/---

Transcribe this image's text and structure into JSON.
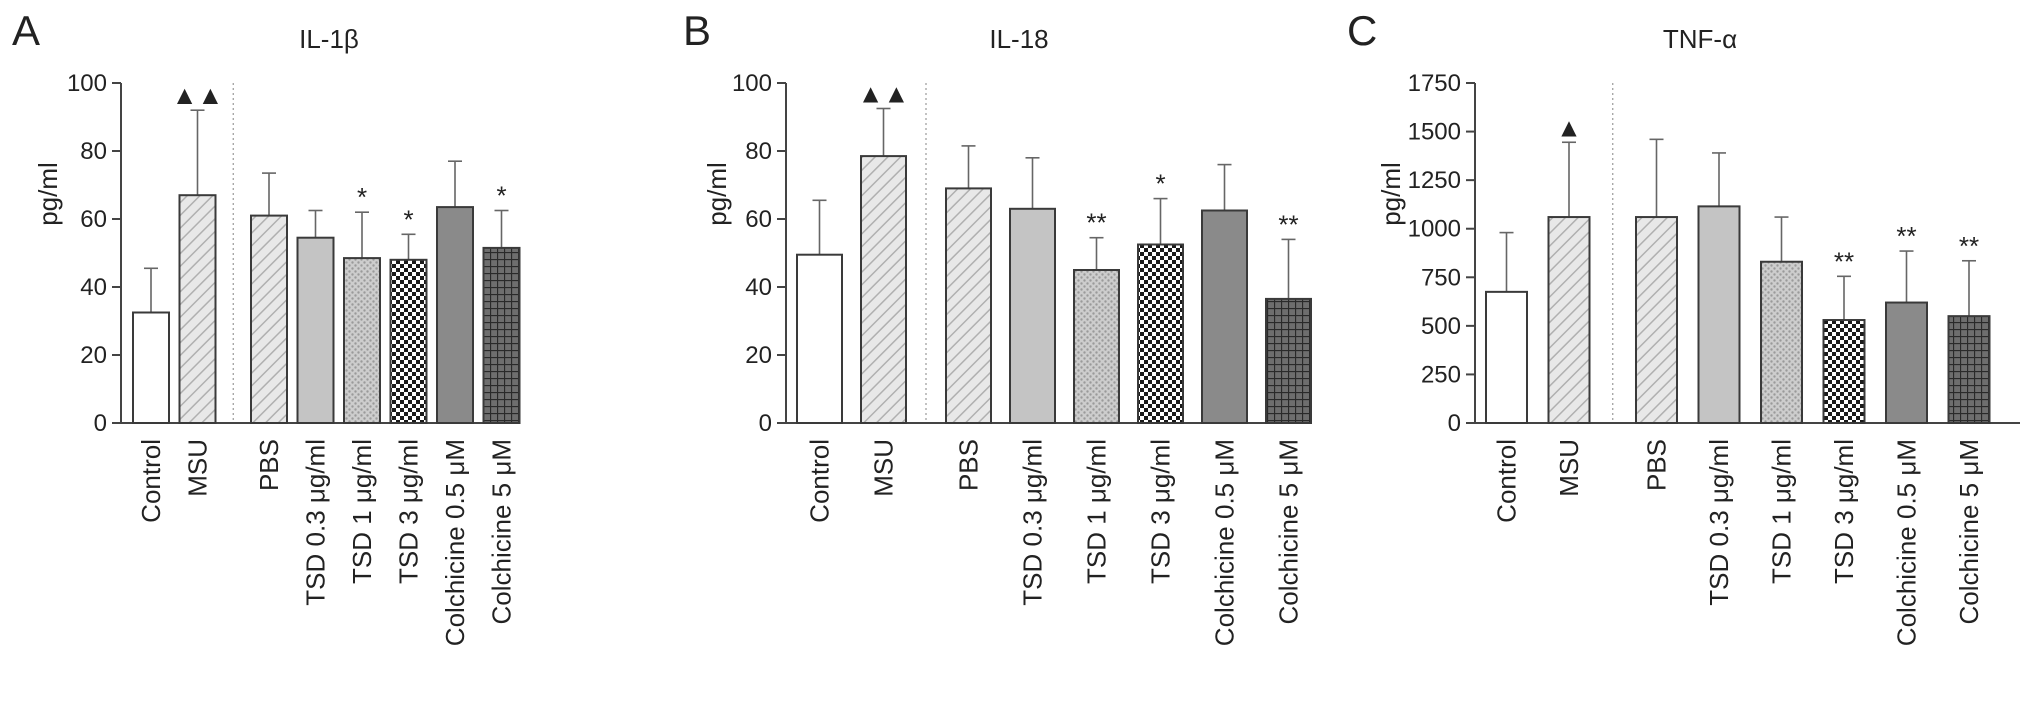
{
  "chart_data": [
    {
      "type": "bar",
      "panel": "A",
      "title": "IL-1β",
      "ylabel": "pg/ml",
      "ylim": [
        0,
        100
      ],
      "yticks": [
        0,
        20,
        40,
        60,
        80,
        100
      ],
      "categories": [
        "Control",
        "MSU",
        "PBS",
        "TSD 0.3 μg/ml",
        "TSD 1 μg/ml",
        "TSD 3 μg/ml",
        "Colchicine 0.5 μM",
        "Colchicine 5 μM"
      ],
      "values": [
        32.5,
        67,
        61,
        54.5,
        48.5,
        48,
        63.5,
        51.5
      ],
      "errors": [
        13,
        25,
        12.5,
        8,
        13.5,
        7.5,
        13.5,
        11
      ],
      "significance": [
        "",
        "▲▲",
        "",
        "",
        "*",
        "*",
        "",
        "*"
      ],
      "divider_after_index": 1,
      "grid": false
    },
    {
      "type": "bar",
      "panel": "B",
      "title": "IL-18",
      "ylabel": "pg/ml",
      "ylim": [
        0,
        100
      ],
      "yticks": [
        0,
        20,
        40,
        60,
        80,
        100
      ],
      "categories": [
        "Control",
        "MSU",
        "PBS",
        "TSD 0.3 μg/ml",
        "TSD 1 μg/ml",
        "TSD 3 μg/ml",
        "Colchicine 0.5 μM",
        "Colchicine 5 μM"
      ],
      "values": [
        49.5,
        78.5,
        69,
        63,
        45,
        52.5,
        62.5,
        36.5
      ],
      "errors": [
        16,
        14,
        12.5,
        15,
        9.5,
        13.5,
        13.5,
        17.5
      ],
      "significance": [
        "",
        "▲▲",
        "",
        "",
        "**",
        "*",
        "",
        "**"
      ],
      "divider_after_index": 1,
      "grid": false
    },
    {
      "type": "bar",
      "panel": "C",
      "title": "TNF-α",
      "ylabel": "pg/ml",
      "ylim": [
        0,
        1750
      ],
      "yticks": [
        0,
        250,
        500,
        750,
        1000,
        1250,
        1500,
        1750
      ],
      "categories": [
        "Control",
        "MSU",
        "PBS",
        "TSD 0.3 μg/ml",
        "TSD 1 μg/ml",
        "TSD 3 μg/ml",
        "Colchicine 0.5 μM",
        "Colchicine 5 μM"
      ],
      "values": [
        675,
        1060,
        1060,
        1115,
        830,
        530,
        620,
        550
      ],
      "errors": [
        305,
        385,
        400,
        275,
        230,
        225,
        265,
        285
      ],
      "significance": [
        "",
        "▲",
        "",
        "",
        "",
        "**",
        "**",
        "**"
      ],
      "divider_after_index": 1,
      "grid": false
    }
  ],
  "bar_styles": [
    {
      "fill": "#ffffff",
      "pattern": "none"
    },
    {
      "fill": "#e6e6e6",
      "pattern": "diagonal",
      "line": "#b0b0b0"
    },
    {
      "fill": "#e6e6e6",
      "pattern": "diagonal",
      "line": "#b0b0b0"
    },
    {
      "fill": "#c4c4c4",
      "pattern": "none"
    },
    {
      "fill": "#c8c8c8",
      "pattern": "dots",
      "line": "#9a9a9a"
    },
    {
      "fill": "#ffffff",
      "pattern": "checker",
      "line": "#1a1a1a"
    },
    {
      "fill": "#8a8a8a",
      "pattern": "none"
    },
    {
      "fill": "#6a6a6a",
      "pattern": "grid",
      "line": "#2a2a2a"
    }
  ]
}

\---

Task to carry out:
Above are the records; reproduce them exactly and leave out the pictures.

Solution to this exercise:
Transcribe this image's text and structure into JSON.
{
  "chart_data": [
    {
      "type": "bar",
      "panel": "A",
      "title": "IL-1β",
      "ylabel": "pg/ml",
      "ylim": [
        0,
        100
      ],
      "yticks": [
        0,
        20,
        40,
        60,
        80,
        100
      ],
      "categories": [
        "Control",
        "MSU",
        "PBS",
        "TSD 0.3 μg/ml",
        "TSD 1 μg/ml",
        "TSD 3 μg/ml",
        "Colchicine 0.5 μM",
        "Colchicine 5 μM"
      ],
      "values": [
        32.5,
        67,
        61,
        54.5,
        48.5,
        48,
        63.5,
        51.5
      ],
      "errors": [
        13,
        25,
        12.5,
        8,
        13.5,
        7.5,
        13.5,
        11
      ],
      "significance": [
        "",
        "▲▲",
        "",
        "",
        "*",
        "*",
        "",
        "*"
      ],
      "divider_after_index": 1,
      "grid": false
    },
    {
      "type": "bar",
      "panel": "B",
      "title": "IL-18",
      "ylabel": "pg/ml",
      "ylim": [
        0,
        100
      ],
      "yticks": [
        0,
        20,
        40,
        60,
        80,
        100
      ],
      "categories": [
        "Control",
        "MSU",
        "PBS",
        "TSD 0.3 μg/ml",
        "TSD 1 μg/ml",
        "TSD 3 μg/ml",
        "Colchicine 0.5 μM",
        "Colchicine 5 μM"
      ],
      "values": [
        49.5,
        78.5,
        69,
        63,
        45,
        52.5,
        62.5,
        36.5
      ],
      "errors": [
        16,
        14,
        12.5,
        15,
        9.5,
        13.5,
        13.5,
        17.5
      ],
      "significance": [
        "",
        "▲▲",
        "",
        "",
        "**",
        "*",
        "",
        "**"
      ],
      "divider_after_index": 1,
      "grid": false
    },
    {
      "type": "bar",
      "panel": "C",
      "title": "TNF-α",
      "ylabel": "pg/ml",
      "ylim": [
        0,
        1750
      ],
      "yticks": [
        0,
        250,
        500,
        750,
        1000,
        1250,
        1500,
        1750
      ],
      "categories": [
        "Control",
        "MSU",
        "PBS",
        "TSD 0.3 μg/ml",
        "TSD 1 μg/ml",
        "TSD 3 μg/ml",
        "Colchicine 0.5 μM",
        "Colchicine 5 μM"
      ],
      "values": [
        675,
        1060,
        1060,
        1115,
        830,
        530,
        620,
        550
      ],
      "errors": [
        305,
        385,
        400,
        275,
        230,
        225,
        265,
        285
      ],
      "significance": [
        "",
        "▲",
        "",
        "",
        "",
        "**",
        "**",
        "**"
      ],
      "divider_after_index": 1,
      "grid": false
    }
  ],
  "bar_styles": [
    {
      "fill": "#ffffff",
      "pattern": "none"
    },
    {
      "fill": "#e6e6e6",
      "pattern": "diagonal",
      "line": "#b0b0b0"
    },
    {
      "fill": "#e6e6e6",
      "pattern": "diagonal",
      "line": "#b0b0b0"
    },
    {
      "fill": "#c4c4c4",
      "pattern": "none"
    },
    {
      "fill": "#c8c8c8",
      "pattern": "dots",
      "line": "#9a9a9a"
    },
    {
      "fill": "#ffffff",
      "pattern": "checker",
      "line": "#1a1a1a"
    },
    {
      "fill": "#8a8a8a",
      "pattern": "none"
    },
    {
      "fill": "#6a6a6a",
      "pattern": "grid",
      "line": "#2a2a2a"
    }
  ]
}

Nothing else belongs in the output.